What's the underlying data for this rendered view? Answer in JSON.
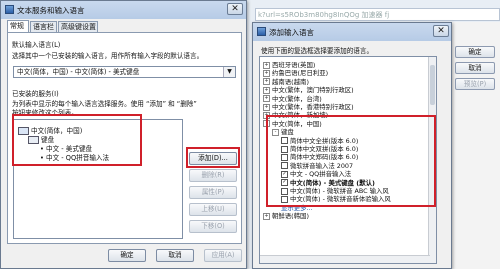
{
  "background": {
    "url_text": "k?url=s5ROb3m80hg8InQOg  加速器  fj"
  },
  "dialog1": {
    "title": "文本服务和输入语言",
    "close_glyph": "✕",
    "tabs": [
      "常规",
      "语言栏",
      "高级键设置"
    ],
    "default_lang_heading": "默认输入语言(L)",
    "default_lang_desc": "选择其中一个已安装的输入语言，用作所有输入字段的默认语言。",
    "default_lang_value": "中文(简体，中国) - 中文(简体) - 美式键盘",
    "installed_heading": "已安装的服务(I)",
    "installed_desc1": "为列表中显示的每个输入语言选择服务。使用 “添加” 和 “删除”",
    "installed_desc2": "按钮来修改这个列表。",
    "tree": {
      "root": "中文(简体，中国)",
      "group": "键盘",
      "items": [
        "中文 - 美式键盘",
        "中文 - QQ拼音输入法"
      ]
    },
    "side_buttons": {
      "add": "添加(D)...",
      "remove": "删除(R)",
      "properties": "属性(P)",
      "up": "上移(U)",
      "down": "下移(O)"
    },
    "bottom_buttons": {
      "ok": "确定",
      "cancel": "取消",
      "apply": "应用(A)"
    }
  },
  "dialog2": {
    "title": "添加输入语言",
    "close_glyph": "✕",
    "instruction": "使用下面的复选框选择要添加的语言。",
    "tree_items": [
      {
        "text": "西班牙语(英国)",
        "exp": "+",
        "level": 0
      },
      {
        "text": "约鲁巴语(尼日利亚)",
        "exp": "+",
        "level": 0
      },
      {
        "text": "越南语(越南)",
        "exp": "+",
        "level": 0
      },
      {
        "text": "中文(繁体，澳门特别行政区)",
        "exp": "+",
        "level": 0
      },
      {
        "text": "中文(繁体，台湾)",
        "exp": "+",
        "level": 0
      },
      {
        "text": "中文(繁体，香港特别行政区)",
        "exp": "+",
        "level": 0
      },
      {
        "text": "中文(简体，新加坡)",
        "exp": "+",
        "level": 0
      },
      {
        "text": "中文(简体，中国)",
        "exp": "-",
        "level": 0
      },
      {
        "text": "键盘",
        "exp": "-",
        "level": 1
      },
      {
        "text": "简体中文全拼(版本 6.0)",
        "chk": "",
        "level": 2
      },
      {
        "text": "简体中文双拼(版本 6.0)",
        "chk": "",
        "level": 2
      },
      {
        "text": "简体中文郑码(版本 6.0)",
        "chk": "",
        "level": 2
      },
      {
        "text": "微软拼音输入法 2007",
        "chk": "",
        "level": 2
      },
      {
        "text": "中文 - QQ拼音输入法",
        "chk": "✓",
        "level": 2
      },
      {
        "text": "中文(简体) - 美式键盘 (默认)",
        "chk": "✓",
        "level": 2,
        "bold": true
      },
      {
        "text": "中文(简体) - 微软拼音 ABC 输入风",
        "chk": "",
        "level": 2
      },
      {
        "text": "中文(简体) - 微软拼音新体验输入风",
        "chk": "",
        "level": 2
      },
      {
        "text": "显示更多...",
        "level": 2,
        "link": true
      },
      {
        "text": "朝鲜语(韩国)",
        "exp": "+",
        "level": 0
      }
    ],
    "buttons": {
      "ok": "确定",
      "cancel": "取消",
      "preview": "预览(P)"
    }
  }
}
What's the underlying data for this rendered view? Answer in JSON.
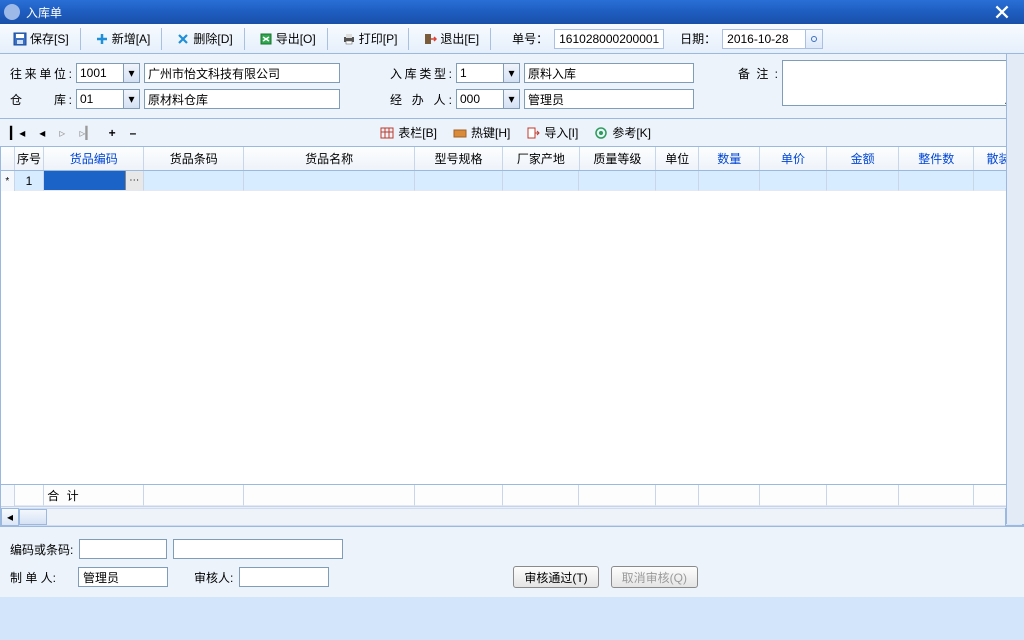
{
  "window": {
    "title": "入库单"
  },
  "toolbar": {
    "save": "保存[S]",
    "add": "新增[A]",
    "delete": "删除[D]",
    "export": "导出[O]",
    "print": "打印[P]",
    "exit": "退出[E]",
    "docno_label": "单号：",
    "docno": "161028000200001",
    "date_label": "日期：",
    "date": "2016-10-28"
  },
  "form": {
    "vendor_label": "往来单位:",
    "vendor_code": "1001",
    "vendor_name": "广州市怡文科技有限公司",
    "intype_label": "入库类型:",
    "intype_code": "1",
    "intype_name": "原料入库",
    "warehouse_label": "仓　　库:",
    "warehouse_code": "01",
    "warehouse_name": "原材料仓库",
    "handler_label": "经 办 人:",
    "handler_code": "000",
    "handler_name": "管理员",
    "remark_label": "备注:"
  },
  "navbar": {
    "biaolan": "表栏[B]",
    "rejian": "热键[H]",
    "daoru": "导入[I]",
    "cankao": "参考[K]"
  },
  "grid": {
    "columns": [
      "序号",
      "货品编码",
      "货品条码",
      "货品名称",
      "型号规格",
      "厂家产地",
      "质量等级",
      "单位",
      "数量",
      "单价",
      "金额",
      "整件数",
      "散装"
    ],
    "blue_cols": [
      1,
      8,
      9,
      10,
      11,
      12
    ],
    "row1_seq": "1",
    "total_label": "合  计"
  },
  "bottom": {
    "barcode_label": "编码或条码:",
    "maker_label": "制 单 人:",
    "maker": "管理员",
    "auditor_label": "审核人:",
    "approve": "审核通过(T)",
    "unapprove": "取消审核(Q)"
  }
}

-.-.-

Objective
Reproduce every record word for word. The copy must contain no pictures.

Response
What's the underlying data for this rendered view? Answer in JSON.
{
  "background": {
    "url_text": "k?url=s5ROb3m80hg8InQOg  加速器  fj"
  },
  "dialog1": {
    "title": "文本服务和输入语言",
    "close_glyph": "✕",
    "tabs": [
      "常规",
      "语言栏",
      "高级键设置"
    ],
    "default_lang_heading": "默认输入语言(L)",
    "default_lang_desc": "选择其中一个已安装的输入语言，用作所有输入字段的默认语言。",
    "default_lang_value": "中文(简体，中国) - 中文(简体) - 美式键盘",
    "installed_heading": "已安装的服务(I)",
    "installed_desc1": "为列表中显示的每个输入语言选择服务。使用 “添加” 和 “删除”",
    "installed_desc2": "按钮来修改这个列表。",
    "tree": {
      "root": "中文(简体，中国)",
      "group": "键盘",
      "items": [
        "中文 - 美式键盘",
        "中文 - QQ拼音输入法"
      ]
    },
    "side_buttons": {
      "add": "添加(D)...",
      "remove": "删除(R)",
      "properties": "属性(P)",
      "up": "上移(U)",
      "down": "下移(O)"
    },
    "bottom_buttons": {
      "ok": "确定",
      "cancel": "取消",
      "apply": "应用(A)"
    }
  },
  "dialog2": {
    "title": "添加输入语言",
    "close_glyph": "✕",
    "instruction": "使用下面的复选框选择要添加的语言。",
    "tree_items": [
      {
        "text": "西班牙语(英国)",
        "exp": "+",
        "level": 0
      },
      {
        "text": "约鲁巴语(尼日利亚)",
        "exp": "+",
        "level": 0
      },
      {
        "text": "越南语(越南)",
        "exp": "+",
        "level": 0
      },
      {
        "text": "中文(繁体，澳门特别行政区)",
        "exp": "+",
        "level": 0
      },
      {
        "text": "中文(繁体，台湾)",
        "exp": "+",
        "level": 0
      },
      {
        "text": "中文(繁体，香港特别行政区)",
        "exp": "+",
        "level": 0
      },
      {
        "text": "中文(简体，新加坡)",
        "exp": "+",
        "level": 0
      },
      {
        "text": "中文(简体，中国)",
        "exp": "-",
        "level": 0
      },
      {
        "text": "键盘",
        "exp": "-",
        "level": 1
      },
      {
        "text": "简体中文全拼(版本 6.0)",
        "chk": "",
        "level": 2
      },
      {
        "text": "简体中文双拼(版本 6.0)",
        "chk": "",
        "level": 2
      },
      {
        "text": "简体中文郑码(版本 6.0)",
        "chk": "",
        "level": 2
      },
      {
        "text": "微软拼音输入法 2007",
        "chk": "",
        "level": 2
      },
      {
        "text": "中文 - QQ拼音输入法",
        "chk": "✓",
        "level": 2
      },
      {
        "text": "中文(简体) - 美式键盘 (默认)",
        "chk": "✓",
        "level": 2,
        "bold": true
      },
      {
        "text": "中文(简体) - 微软拼音 ABC 输入风",
        "chk": "",
        "level": 2
      },
      {
        "text": "中文(简体) - 微软拼音新体验输入风",
        "chk": "",
        "level": 2
      },
      {
        "text": "显示更多...",
        "level": 2,
        "link": true
      },
      {
        "text": "朝鲜语(韩国)",
        "exp": "+",
        "level": 0
      }
    ],
    "buttons": {
      "ok": "确定",
      "cancel": "取消",
      "preview": "预览(P)"
    }
  }
}
What's the underlying data for this rendered view? Answer in JSON.
{
  "window": {
    "title": "入库单"
  },
  "toolbar": {
    "save": "保存[S]",
    "add": "新增[A]",
    "delete": "删除[D]",
    "export": "导出[O]",
    "print": "打印[P]",
    "exit": "退出[E]",
    "docno_label": "单号：",
    "docno": "161028000200001",
    "date_label": "日期：",
    "date": "2016-10-28"
  },
  "form": {
    "vendor_label": "往来单位:",
    "vendor_code": "1001",
    "vendor_name": "广州市怡文科技有限公司",
    "intype_label": "入库类型:",
    "intype_code": "1",
    "intype_name": "原料入库",
    "warehouse_label": "仓　　库:",
    "warehouse_code": "01",
    "warehouse_name": "原材料仓库",
    "handler_label": "经 办 人:",
    "handler_code": "000",
    "handler_name": "管理员",
    "remark_label": "备注:"
  },
  "navbar": {
    "biaolan": "表栏[B]",
    "rejian": "热键[H]",
    "daoru": "导入[I]",
    "cankao": "参考[K]"
  },
  "grid": {
    "columns": [
      "序号",
      "货品编码",
      "货品条码",
      "货品名称",
      "型号规格",
      "厂家产地",
      "质量等级",
      "单位",
      "数量",
      "单价",
      "金额",
      "整件数",
      "散装"
    ],
    "blue_cols": [
      1,
      8,
      9,
      10,
      11,
      12
    ],
    "row1_seq": "1",
    "total_label": "合  计"
  },
  "bottom": {
    "barcode_label": "编码或条码:",
    "maker_label": "制 单 人:",
    "maker": "管理员",
    "auditor_label": "审核人:",
    "approve": "审核通过(T)",
    "unapprove": "取消审核(Q)"
  }
}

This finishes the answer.